In how many lines does the string "instalația" appear? Answer with the number only.

** start of Input for this task **

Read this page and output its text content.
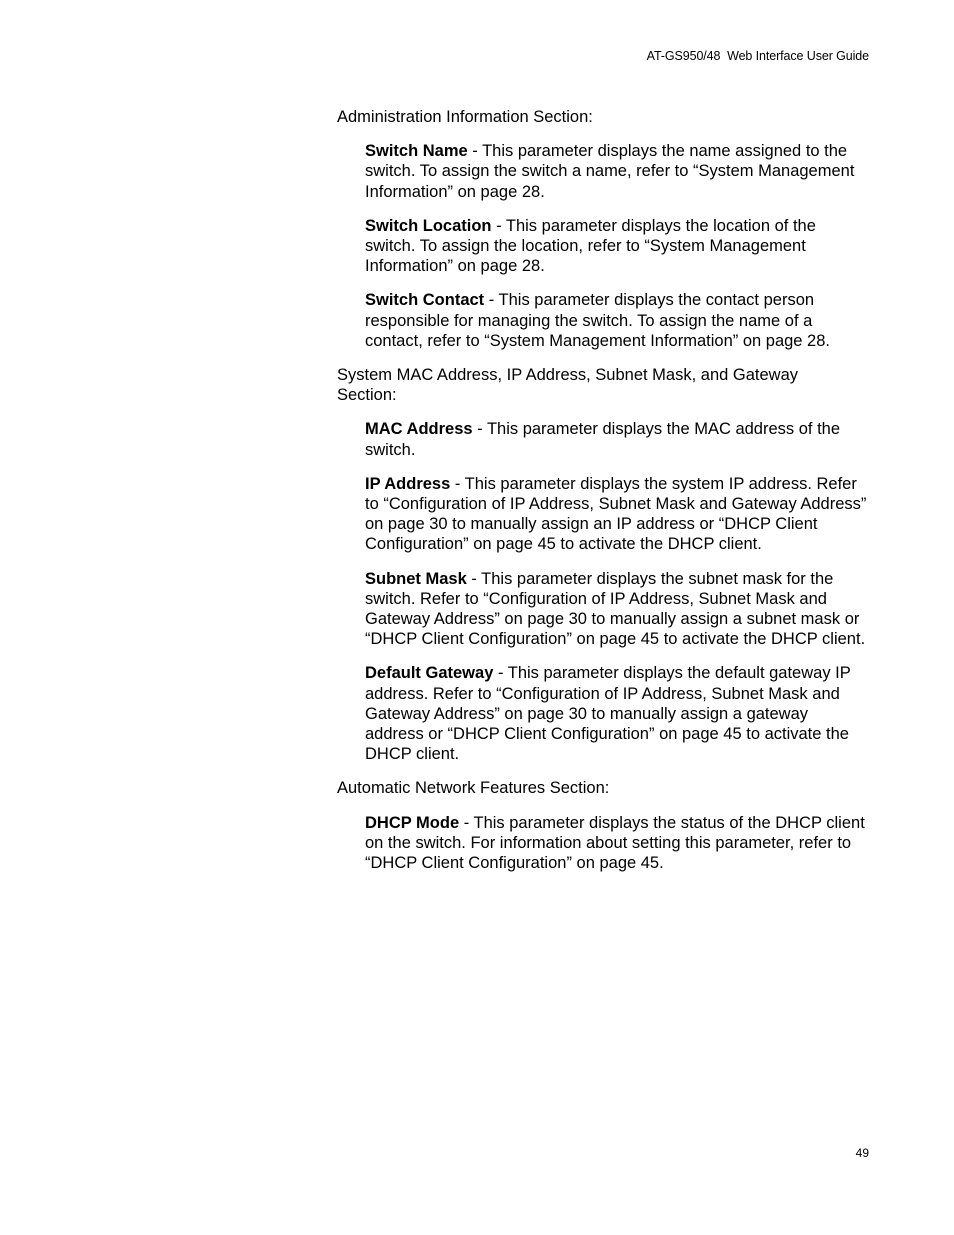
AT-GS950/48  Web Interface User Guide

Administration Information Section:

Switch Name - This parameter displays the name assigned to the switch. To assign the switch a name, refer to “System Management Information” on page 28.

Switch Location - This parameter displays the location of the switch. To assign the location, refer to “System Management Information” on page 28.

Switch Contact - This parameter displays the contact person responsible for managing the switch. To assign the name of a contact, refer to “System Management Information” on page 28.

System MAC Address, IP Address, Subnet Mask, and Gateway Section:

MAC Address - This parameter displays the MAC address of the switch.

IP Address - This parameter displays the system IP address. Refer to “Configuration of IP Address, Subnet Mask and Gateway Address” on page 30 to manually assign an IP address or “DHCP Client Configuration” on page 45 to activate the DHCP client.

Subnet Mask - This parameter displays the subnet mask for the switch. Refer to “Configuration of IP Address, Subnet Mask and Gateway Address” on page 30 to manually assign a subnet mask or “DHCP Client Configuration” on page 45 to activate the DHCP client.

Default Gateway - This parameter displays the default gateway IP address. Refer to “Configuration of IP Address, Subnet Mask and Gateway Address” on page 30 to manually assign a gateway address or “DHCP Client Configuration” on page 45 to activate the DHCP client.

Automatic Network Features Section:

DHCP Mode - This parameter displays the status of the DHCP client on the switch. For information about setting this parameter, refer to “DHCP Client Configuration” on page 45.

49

** end of Input for this task **
** start of Input for this task **

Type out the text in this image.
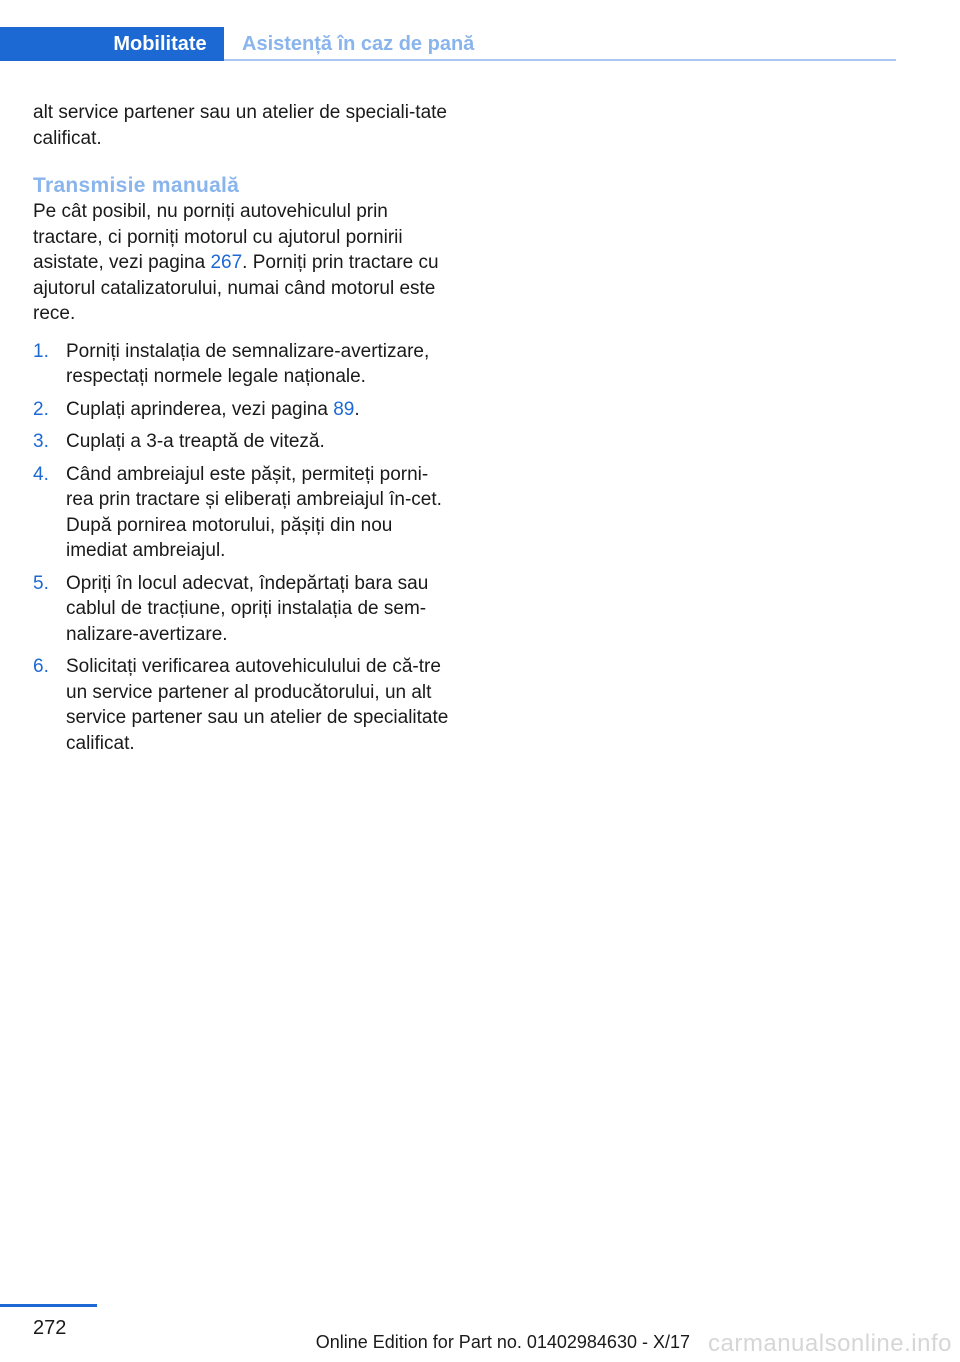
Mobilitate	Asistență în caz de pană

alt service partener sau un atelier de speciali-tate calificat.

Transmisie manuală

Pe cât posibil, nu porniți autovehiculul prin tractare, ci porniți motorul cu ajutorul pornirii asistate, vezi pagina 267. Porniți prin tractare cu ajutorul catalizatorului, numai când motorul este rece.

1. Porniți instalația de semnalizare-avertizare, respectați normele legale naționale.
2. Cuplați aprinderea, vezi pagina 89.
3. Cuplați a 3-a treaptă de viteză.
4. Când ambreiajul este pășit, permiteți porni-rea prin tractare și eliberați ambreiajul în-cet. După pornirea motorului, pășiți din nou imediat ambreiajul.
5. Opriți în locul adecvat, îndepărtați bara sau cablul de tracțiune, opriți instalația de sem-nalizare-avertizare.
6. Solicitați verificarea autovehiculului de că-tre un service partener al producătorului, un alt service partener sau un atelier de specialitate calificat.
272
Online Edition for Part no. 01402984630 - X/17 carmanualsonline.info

** end of Input for this task **

- _Response_
2